* [WORK TO DO]
Give back the full material, exactly as it reads.

Items listed in a dataset
(begin)

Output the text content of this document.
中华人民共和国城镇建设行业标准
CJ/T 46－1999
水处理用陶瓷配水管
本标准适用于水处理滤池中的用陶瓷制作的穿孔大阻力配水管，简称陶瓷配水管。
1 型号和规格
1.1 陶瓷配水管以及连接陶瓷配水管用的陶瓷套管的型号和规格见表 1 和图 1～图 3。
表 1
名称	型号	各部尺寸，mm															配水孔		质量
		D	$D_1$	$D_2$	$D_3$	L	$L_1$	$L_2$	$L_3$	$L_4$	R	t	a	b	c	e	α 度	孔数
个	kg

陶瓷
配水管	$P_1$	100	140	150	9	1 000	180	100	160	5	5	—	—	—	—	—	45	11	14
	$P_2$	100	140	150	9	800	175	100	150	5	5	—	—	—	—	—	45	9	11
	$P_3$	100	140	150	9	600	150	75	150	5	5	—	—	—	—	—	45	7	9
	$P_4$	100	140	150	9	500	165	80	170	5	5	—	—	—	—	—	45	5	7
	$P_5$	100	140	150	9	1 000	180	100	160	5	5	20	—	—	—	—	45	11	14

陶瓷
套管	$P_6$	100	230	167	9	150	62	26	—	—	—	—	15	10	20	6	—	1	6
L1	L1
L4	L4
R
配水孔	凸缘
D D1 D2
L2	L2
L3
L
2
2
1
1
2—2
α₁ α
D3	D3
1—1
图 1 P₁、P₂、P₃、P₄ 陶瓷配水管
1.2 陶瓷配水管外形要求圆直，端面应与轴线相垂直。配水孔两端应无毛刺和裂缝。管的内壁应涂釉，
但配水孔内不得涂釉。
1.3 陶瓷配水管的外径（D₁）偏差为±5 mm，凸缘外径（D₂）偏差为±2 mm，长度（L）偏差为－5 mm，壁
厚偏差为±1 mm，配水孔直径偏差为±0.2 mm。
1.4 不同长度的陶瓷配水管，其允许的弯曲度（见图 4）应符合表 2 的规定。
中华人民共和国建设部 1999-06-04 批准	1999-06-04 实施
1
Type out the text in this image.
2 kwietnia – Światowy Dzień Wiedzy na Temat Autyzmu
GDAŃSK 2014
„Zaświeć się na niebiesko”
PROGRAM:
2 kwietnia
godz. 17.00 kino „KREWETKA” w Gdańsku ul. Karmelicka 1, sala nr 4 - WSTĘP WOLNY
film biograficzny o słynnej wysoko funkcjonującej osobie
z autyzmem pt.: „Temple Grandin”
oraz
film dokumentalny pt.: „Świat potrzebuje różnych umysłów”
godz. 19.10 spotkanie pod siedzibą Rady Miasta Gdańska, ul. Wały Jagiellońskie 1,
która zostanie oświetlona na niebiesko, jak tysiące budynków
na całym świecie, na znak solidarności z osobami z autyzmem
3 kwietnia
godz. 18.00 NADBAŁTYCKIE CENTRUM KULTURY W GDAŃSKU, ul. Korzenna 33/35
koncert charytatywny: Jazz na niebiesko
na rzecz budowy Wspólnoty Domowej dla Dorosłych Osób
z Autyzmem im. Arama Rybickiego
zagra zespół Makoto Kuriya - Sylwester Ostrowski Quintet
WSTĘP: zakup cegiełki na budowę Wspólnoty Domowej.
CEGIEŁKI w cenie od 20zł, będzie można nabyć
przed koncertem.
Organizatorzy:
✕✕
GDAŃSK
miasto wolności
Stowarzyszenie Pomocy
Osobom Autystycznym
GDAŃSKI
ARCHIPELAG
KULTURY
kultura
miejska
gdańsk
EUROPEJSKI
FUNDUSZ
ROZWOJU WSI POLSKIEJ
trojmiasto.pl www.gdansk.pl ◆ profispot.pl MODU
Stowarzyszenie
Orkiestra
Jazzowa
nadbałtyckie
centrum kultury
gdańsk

(end)

* [WRITTEN RESPONSE]
Output the text content of this document.
中华人民共和国城镇建设行业标准
CJ/T 46－1999
水处理用陶瓷配水管
本标准适用于水处理滤池中的用陶瓷制作的穿孔大阻力配水管，简称陶瓷配水管。
1 型号和规格
1.1 陶瓷配水管以及连接陶瓷配水管用的陶瓷套管的型号和规格见表 1 和图 1～图 3。
表 1
名称	型号	各部尺寸，mm															配水孔		质量
		D	$D_1$	$D_2$	$D_3$	L	$L_1$	$L_2$	$L_3$	$L_4$	R	t	a	b	c	e	α 度	孔数
个	kg

陶瓷
配水管	$P_1$	100	140	150	9	1 000	180	100	160	5	5	—	—	—	—	—	45	11	14
	$P_2$	100	140	150	9	800	175	100	150	5	5	—	—	—	—	—	45	9	11
	$P_3$	100	140	150	9	600	150	75	150	5	5	—	—	—	—	—	45	7	9
	$P_4$	100	140	150	9	500	165	80	170	5	5	—	—	—	—	—	45	5	7
	$P_5$	100	140	150	9	1 000	180	100	160	5	5	20	—	—	—	—	45	11	14

陶瓷
套管	$P_6$	100	230	167	9	150	62	26	—	—	—	—	15	10	20	6	—	1	6
L1	L1
L4	L4
R
配水孔	凸缘
D D1 D2
L2	L2
L3
L
2
2
1
1
2—2
α₁ α
D3	D3
1—1
图 1 P₁、P₂、P₃、P₄ 陶瓷配水管
1.2 陶瓷配水管外形要求圆直，端面应与轴线相垂直。配水孔两端应无毛刺和裂缝。管的内壁应涂釉，
但配水孔内不得涂釉。
1.3 陶瓷配水管的外径（D₁）偏差为±5 mm，凸缘外径（D₂）偏差为±2 mm，长度（L）偏差为－5 mm，壁
厚偏差为±1 mm，配水孔直径偏差为±0.2 mm。
1.4 不同长度的陶瓷配水管，其允许的弯曲度（见图 4）应符合表 2 的规定。
中华人民共和国建设部 1999-06-04 批准	1999-06-04 实施
1
Type out the text in this image.
2 kwietnia – Światowy Dzień Wiedzy na Temat Autyzmu
GDAŃSK 2014
„Zaświeć się na niebiesko”
PROGRAM:
2 kwietnia
godz. 17.00 kino „KREWETKA” w Gdańsku ul. Karmelicka 1, sala nr 4 - WSTĘP WOLNY
film biograficzny o słynnej wysoko funkcjonującej osobie
z autyzmem pt.: „Temple Grandin”
oraz
film dokumentalny pt.: „Świat potrzebuje różnych umysłów”
godz. 19.10 spotkanie pod siedzibą Rady Miasta Gdańska, ul. Wały Jagiellońskie 1,
która zostanie oświetlona na niebiesko, jak tysiące budynków
na całym świecie, na znak solidarności z osobami z autyzmem
3 kwietnia
godz. 18.00 NADBAŁTYCKIE CENTRUM KULTURY W GDAŃSKU, ul. Korzenna 33/35
koncert charytatywny: Jazz na niebiesko
na rzecz budowy Wspólnoty Domowej dla Dorosłych Osób
z Autyzmem im. Arama Rybickiego
zagra zespół Makoto Kuriya - Sylwester Ostrowski Quintet
WSTĘP: zakup cegiełki na budowę Wspólnoty Domowej.
CEGIEŁKI w cenie od 20zł, będzie można nabyć
przed koncertem.
Organizatorzy:
✕✕
GDAŃSK
miasto wolności
Stowarzyszenie Pomocy
Osobom Autystycznym
GDAŃSKI
ARCHIPELAG
KULTURY
kultura
miejska
gdańsk
EUROPEJSKI
FUNDUSZ
ROZWOJU WSI POLSKIEJ
trojmiasto.pl www.gdansk.pl ◆ profispot.pl MODU
Stowarzyszenie
Orkiestra
Jazzowa
nadbałtyckie
centrum kultury
gdańsk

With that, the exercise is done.